WHAT TO PRODUCE
Take each line containing "Mode" and report it exactly as written.

# # #

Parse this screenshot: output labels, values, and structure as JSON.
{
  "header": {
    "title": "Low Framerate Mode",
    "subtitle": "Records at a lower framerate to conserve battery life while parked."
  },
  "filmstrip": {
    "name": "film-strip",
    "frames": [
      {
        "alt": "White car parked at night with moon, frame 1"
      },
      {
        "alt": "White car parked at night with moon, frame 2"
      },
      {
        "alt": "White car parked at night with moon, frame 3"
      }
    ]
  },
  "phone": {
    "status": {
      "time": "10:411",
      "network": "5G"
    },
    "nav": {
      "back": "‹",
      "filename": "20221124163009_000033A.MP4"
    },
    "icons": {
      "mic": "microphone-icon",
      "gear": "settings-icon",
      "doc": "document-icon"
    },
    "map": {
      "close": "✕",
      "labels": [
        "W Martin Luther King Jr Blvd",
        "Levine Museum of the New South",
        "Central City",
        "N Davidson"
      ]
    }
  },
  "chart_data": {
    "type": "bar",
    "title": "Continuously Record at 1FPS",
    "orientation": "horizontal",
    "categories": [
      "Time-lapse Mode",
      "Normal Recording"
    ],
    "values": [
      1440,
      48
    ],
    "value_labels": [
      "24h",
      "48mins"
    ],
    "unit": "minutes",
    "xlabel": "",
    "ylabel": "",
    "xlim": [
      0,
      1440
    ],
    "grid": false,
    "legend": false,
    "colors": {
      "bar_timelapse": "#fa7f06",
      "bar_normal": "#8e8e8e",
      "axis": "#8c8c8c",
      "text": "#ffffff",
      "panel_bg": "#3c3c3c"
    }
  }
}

# # #

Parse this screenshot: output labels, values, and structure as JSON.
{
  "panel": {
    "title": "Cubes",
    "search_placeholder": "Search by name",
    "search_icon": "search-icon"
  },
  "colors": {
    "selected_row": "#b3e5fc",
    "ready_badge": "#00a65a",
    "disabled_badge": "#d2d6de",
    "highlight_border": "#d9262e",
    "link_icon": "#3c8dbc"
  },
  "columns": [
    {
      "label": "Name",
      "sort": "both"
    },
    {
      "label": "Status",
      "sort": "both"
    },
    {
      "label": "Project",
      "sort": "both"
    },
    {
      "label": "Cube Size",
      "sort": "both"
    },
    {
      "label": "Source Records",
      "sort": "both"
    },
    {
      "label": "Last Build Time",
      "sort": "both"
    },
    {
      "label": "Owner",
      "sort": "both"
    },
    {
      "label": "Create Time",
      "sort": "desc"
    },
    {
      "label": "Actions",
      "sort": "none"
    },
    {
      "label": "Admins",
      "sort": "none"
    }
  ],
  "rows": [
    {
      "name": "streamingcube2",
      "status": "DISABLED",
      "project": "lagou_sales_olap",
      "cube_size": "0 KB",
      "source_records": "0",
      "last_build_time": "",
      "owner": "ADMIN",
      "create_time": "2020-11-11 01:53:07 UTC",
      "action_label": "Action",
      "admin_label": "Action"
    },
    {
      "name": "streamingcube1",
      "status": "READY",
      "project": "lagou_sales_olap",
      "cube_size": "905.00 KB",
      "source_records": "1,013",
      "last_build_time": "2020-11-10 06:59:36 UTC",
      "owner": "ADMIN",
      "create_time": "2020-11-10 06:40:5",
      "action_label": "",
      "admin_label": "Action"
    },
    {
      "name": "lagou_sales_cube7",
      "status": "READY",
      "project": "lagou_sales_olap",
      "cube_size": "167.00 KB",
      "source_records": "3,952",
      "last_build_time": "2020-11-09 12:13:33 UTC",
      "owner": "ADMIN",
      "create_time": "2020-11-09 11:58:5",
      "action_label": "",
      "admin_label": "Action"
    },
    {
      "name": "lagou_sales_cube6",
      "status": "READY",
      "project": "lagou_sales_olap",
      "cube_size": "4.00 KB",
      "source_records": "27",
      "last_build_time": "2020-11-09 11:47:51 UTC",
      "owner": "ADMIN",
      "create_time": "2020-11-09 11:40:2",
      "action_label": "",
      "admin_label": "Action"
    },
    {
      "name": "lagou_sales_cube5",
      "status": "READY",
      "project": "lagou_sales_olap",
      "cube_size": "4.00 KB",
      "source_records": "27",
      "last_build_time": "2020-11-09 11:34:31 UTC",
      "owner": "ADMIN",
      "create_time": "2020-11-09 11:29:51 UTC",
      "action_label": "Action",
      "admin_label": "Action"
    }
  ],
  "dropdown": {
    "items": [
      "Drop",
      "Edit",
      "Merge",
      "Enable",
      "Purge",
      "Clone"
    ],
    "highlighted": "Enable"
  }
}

# # #

EXERCISE ANSWER
    "title": "Low Framerate Mode",
      "Time-lapse Mode",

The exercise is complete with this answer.